Work to do
Identify the lines bearing the string "marker" and gather them.

Supplied data
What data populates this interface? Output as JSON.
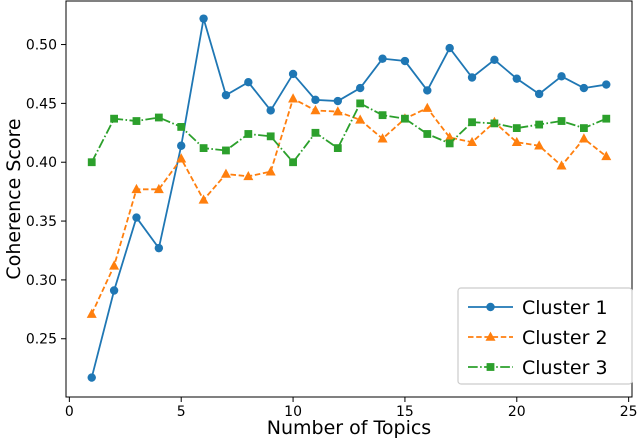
{
  "figure": {
    "type_note": "matplotlib-style line chart",
    "background_color": "#ffffff",
    "spine_color": "#000000",
    "legend_border_color": "#cccccc"
  },
  "chart_data": {
    "type": "line",
    "title": "",
    "xlabel": "Number of Topics",
    "ylabel": "Coherence Score",
    "x": [
      1,
      2,
      3,
      4,
      5,
      6,
      7,
      8,
      9,
      10,
      11,
      12,
      13,
      14,
      15,
      16,
      17,
      18,
      19,
      20,
      21,
      22,
      23,
      24
    ],
    "series": [
      {
        "name": "Cluster 1",
        "color": "#1f77b4",
        "marker": "circle",
        "linestyle": "solid",
        "values": [
          0.217,
          0.291,
          0.353,
          0.327,
          0.414,
          0.522,
          0.457,
          0.468,
          0.444,
          0.475,
          0.453,
          0.452,
          0.463,
          0.488,
          0.486,
          0.461,
          0.497,
          0.472,
          0.487,
          0.471,
          0.458,
          0.473,
          0.463,
          0.466
        ]
      },
      {
        "name": "Cluster 2",
        "color": "#ff7f0e",
        "marker": "triangle",
        "linestyle": "dashed",
        "values": [
          0.271,
          0.312,
          0.377,
          0.377,
          0.403,
          0.368,
          0.39,
          0.388,
          0.392,
          0.454,
          0.444,
          0.443,
          0.436,
          0.42,
          0.437,
          0.446,
          0.421,
          0.417,
          0.434,
          0.417,
          0.414,
          0.397,
          0.42,
          0.405
        ]
      },
      {
        "name": "Cluster 3",
        "color": "#2ca02c",
        "marker": "square",
        "linestyle": "dashdot",
        "values": [
          0.4,
          0.437,
          0.435,
          0.438,
          0.43,
          0.412,
          0.41,
          0.424,
          0.422,
          0.4,
          0.425,
          0.412,
          0.45,
          0.44,
          0.437,
          0.424,
          0.416,
          0.434,
          0.433,
          0.429,
          0.432,
          0.435,
          0.429,
          0.437
        ]
      }
    ],
    "xlim": [
      -0.15,
      25.15
    ],
    "ylim": [
      0.2005,
      0.537
    ],
    "xticks": [
      0,
      5,
      10,
      15,
      20,
      25
    ],
    "yticks": [
      0.25,
      0.3,
      0.35,
      0.4,
      0.45,
      0.5
    ],
    "grid": false,
    "legend_position": "lower right",
    "legend": [
      "Cluster 1",
      "Cluster 2",
      "Cluster 3"
    ]
  }
}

The result
        "marker": "circle",
        "marker": "triangle",
        "marker": "square",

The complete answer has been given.